**WHAT IS ASKED**
Filter the records below for the word "jointly". Copy each line that holds it.

**RECORD EXCERPTS**

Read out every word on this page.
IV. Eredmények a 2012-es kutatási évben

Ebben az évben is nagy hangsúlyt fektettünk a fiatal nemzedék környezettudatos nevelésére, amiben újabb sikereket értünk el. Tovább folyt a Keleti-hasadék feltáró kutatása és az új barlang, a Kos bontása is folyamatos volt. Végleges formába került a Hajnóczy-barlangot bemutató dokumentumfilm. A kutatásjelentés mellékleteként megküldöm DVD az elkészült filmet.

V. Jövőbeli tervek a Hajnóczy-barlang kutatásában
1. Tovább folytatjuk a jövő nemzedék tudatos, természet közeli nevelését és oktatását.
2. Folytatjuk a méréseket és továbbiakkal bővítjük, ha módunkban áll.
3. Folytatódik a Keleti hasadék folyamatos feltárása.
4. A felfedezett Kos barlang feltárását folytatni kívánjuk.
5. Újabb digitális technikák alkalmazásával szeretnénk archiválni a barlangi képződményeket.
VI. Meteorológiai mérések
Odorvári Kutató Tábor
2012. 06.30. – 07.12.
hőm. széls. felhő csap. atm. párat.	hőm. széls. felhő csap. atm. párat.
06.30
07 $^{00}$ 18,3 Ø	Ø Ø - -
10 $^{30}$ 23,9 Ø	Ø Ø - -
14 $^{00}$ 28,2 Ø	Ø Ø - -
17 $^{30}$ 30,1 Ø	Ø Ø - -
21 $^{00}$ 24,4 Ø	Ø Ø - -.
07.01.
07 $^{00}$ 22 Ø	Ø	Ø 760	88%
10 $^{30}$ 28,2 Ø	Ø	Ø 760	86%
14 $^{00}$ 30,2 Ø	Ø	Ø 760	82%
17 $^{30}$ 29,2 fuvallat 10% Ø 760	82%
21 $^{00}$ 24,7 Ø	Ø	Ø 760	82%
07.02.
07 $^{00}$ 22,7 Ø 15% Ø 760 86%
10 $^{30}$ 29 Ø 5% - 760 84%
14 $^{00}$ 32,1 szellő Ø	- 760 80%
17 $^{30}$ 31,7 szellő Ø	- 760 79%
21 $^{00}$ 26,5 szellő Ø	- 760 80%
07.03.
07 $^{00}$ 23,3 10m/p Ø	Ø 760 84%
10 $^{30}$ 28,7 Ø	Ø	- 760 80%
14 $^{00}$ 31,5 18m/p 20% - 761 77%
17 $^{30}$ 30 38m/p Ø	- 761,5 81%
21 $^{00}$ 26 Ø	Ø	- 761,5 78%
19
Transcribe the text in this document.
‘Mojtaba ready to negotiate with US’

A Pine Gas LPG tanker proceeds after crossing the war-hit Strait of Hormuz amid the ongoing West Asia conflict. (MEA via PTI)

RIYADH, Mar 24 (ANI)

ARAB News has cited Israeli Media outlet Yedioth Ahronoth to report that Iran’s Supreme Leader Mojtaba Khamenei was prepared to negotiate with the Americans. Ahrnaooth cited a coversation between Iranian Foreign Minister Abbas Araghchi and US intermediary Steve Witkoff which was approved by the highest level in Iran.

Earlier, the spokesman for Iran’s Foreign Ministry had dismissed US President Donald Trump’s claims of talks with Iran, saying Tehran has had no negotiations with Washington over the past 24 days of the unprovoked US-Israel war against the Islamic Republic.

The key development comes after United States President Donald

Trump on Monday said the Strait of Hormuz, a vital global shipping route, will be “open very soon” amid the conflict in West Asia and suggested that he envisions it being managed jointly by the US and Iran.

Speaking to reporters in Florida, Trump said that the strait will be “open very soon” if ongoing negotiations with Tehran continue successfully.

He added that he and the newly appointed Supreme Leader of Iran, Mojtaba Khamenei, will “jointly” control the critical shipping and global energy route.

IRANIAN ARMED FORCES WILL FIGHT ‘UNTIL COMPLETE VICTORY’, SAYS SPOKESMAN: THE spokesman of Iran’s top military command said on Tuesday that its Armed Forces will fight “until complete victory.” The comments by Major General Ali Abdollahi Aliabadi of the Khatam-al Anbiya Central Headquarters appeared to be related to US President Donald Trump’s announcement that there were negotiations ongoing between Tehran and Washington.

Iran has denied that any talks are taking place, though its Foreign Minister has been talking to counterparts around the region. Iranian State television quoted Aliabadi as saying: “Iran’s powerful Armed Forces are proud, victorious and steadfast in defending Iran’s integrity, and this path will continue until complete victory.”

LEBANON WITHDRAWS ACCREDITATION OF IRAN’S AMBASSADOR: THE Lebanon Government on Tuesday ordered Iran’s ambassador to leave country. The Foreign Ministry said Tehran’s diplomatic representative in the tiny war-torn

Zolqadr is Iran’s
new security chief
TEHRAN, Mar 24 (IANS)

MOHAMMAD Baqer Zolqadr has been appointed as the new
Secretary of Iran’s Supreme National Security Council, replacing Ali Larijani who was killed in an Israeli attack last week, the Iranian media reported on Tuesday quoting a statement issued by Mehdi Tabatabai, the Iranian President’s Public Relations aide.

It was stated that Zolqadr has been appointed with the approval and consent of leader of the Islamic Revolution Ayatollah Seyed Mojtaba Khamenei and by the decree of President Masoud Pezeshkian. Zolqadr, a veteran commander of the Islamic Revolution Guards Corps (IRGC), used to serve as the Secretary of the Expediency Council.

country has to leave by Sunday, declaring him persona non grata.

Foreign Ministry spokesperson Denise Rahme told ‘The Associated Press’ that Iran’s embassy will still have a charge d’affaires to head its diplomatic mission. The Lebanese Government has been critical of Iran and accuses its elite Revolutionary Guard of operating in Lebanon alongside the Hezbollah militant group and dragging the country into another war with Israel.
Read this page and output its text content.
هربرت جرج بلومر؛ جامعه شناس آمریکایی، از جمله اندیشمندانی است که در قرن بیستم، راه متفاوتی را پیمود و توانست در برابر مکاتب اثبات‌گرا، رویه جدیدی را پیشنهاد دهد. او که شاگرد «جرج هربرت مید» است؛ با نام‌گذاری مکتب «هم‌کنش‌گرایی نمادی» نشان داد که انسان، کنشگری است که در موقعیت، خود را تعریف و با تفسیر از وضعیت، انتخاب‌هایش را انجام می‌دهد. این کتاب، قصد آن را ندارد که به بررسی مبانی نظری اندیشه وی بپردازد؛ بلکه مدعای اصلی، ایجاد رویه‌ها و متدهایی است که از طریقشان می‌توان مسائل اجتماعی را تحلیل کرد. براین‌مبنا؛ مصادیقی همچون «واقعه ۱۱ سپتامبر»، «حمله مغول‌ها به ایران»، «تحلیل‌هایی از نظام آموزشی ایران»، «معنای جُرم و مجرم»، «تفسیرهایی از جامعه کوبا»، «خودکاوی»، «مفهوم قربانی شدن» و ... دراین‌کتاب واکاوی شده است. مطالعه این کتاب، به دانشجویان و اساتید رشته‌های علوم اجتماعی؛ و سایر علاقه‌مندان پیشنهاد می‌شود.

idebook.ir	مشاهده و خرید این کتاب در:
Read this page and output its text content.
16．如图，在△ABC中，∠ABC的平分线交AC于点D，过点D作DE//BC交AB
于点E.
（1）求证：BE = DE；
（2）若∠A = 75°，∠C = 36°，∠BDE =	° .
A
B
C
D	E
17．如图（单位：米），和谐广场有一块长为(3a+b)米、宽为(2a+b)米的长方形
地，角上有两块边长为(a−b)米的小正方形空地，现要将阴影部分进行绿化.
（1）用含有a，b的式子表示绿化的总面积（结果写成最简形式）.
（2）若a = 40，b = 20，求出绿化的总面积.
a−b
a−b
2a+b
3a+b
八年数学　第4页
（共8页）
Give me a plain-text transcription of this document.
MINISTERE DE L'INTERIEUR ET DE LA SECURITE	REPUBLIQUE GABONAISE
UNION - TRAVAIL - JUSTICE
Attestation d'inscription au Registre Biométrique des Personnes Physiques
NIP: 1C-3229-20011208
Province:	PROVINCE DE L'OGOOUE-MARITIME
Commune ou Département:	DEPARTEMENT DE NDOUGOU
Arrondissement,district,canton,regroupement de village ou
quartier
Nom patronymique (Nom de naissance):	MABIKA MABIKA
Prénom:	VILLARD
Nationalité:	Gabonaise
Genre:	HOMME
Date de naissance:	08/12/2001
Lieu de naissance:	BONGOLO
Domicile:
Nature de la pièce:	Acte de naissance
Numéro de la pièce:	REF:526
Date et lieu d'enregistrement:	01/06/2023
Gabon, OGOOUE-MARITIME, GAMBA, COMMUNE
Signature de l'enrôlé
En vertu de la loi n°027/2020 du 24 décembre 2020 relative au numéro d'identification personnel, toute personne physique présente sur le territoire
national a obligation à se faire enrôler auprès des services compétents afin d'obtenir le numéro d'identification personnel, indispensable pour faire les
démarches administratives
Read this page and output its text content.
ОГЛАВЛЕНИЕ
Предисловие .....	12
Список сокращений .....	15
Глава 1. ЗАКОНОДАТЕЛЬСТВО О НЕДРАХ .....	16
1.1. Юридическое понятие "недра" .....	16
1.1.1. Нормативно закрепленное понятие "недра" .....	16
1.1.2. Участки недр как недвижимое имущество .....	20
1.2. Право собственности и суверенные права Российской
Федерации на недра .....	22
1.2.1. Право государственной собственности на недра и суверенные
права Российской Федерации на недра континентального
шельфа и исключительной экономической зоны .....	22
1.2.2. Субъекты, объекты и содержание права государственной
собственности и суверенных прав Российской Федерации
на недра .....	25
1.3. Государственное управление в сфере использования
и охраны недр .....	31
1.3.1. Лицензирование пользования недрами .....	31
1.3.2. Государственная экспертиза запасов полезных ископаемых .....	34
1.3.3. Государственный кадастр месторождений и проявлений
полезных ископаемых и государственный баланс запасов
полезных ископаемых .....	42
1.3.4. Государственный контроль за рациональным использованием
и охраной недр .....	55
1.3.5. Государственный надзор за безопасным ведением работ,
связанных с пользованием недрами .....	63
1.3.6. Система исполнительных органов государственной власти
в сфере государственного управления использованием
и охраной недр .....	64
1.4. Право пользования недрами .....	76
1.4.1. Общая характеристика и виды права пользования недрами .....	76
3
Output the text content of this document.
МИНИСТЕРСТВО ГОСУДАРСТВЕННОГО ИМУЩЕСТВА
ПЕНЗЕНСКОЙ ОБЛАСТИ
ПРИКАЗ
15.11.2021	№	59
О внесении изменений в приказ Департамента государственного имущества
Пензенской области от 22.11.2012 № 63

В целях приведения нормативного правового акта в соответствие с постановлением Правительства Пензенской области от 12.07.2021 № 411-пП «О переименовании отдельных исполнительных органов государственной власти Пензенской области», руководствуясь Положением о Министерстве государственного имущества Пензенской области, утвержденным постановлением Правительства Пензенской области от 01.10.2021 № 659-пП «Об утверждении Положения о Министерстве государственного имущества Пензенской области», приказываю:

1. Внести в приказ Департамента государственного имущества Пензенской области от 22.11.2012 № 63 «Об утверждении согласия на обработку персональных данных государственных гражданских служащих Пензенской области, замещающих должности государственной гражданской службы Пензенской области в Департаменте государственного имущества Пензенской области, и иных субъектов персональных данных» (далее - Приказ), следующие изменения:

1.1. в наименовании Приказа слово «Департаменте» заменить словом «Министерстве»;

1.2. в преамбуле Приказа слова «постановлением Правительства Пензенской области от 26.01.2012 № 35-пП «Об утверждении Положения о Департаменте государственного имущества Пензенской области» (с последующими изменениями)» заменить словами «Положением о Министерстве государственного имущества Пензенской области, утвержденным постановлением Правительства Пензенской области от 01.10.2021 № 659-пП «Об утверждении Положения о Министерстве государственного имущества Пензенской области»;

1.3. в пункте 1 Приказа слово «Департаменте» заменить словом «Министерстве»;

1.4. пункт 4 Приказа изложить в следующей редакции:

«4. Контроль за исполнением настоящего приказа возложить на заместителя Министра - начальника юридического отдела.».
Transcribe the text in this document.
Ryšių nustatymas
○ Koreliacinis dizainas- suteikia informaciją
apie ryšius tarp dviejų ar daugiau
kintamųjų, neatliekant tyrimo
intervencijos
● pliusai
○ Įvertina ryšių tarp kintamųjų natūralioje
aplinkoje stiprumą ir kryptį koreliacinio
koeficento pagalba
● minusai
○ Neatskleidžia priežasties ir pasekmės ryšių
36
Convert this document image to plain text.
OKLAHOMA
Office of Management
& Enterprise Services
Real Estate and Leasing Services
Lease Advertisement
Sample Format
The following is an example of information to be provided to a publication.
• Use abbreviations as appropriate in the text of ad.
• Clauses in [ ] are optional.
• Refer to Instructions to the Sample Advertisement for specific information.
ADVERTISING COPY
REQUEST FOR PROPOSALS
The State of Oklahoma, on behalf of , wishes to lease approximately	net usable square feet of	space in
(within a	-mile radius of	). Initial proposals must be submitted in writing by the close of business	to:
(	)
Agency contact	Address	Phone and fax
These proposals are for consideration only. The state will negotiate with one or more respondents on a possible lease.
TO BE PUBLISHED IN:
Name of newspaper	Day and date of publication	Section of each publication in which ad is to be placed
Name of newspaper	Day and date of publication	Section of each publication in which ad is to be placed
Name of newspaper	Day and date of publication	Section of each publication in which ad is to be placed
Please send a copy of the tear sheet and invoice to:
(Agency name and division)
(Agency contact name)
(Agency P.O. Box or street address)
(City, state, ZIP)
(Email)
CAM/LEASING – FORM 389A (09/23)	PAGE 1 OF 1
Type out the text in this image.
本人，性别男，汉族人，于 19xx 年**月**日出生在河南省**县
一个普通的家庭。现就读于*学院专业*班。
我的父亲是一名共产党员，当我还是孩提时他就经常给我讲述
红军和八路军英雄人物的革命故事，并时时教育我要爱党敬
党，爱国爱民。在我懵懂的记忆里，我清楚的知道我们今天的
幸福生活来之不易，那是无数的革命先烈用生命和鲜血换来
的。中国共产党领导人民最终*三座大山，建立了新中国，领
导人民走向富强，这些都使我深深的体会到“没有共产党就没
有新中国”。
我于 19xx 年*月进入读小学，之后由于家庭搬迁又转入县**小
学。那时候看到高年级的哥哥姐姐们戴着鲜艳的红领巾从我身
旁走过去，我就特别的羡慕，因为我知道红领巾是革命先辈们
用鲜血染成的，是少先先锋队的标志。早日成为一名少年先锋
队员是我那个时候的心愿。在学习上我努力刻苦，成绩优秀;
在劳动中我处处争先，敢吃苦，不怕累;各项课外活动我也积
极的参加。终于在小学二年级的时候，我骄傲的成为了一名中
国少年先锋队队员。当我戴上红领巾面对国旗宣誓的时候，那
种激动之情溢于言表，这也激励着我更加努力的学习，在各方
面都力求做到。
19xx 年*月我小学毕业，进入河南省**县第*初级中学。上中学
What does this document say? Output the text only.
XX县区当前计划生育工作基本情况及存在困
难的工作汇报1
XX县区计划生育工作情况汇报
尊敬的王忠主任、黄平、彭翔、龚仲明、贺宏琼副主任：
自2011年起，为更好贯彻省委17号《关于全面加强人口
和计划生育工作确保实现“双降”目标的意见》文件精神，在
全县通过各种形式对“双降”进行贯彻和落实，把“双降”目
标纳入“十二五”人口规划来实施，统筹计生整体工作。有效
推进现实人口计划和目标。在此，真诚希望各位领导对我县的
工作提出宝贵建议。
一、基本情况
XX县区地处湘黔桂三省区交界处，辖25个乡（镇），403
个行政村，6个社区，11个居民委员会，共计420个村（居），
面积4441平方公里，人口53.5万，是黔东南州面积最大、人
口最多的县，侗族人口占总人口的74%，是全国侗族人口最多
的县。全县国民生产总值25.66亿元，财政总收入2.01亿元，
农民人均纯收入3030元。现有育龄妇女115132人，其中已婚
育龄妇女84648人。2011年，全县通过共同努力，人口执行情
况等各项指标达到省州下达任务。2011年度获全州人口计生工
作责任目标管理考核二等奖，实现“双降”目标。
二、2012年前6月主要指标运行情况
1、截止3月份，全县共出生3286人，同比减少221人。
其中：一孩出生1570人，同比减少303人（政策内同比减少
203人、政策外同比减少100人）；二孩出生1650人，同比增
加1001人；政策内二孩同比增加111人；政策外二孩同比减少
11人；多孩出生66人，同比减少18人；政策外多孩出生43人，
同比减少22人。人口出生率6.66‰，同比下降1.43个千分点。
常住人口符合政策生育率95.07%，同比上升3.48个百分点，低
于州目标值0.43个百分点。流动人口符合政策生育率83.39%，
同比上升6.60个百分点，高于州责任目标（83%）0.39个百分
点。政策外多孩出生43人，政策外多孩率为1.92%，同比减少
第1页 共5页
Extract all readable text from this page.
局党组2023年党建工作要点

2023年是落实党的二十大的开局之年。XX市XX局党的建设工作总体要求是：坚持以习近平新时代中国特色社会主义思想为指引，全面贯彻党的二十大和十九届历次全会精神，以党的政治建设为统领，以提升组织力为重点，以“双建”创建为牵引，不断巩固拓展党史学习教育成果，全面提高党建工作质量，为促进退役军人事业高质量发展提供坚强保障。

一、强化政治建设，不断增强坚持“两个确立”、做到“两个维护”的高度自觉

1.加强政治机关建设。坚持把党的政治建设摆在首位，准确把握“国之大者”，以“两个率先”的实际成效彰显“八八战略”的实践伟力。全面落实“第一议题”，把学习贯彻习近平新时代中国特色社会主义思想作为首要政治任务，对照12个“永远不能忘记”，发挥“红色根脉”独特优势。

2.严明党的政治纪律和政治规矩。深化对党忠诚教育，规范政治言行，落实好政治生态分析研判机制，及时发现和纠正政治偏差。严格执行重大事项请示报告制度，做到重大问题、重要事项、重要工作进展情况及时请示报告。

**SOLUTION FOR THIS EXERCISE**
Trump on Monday said the Strait of Hormuz, a vital global shipping route, will be “open very soon” amid the conflict in West Asia and suggested that he envisions it being managed jointly by the US and Iran.
He added that he and the newly appointed Supreme Leader of Iran, Mojtaba Khamenei, will “jointly” control the critical shipping and global energy route.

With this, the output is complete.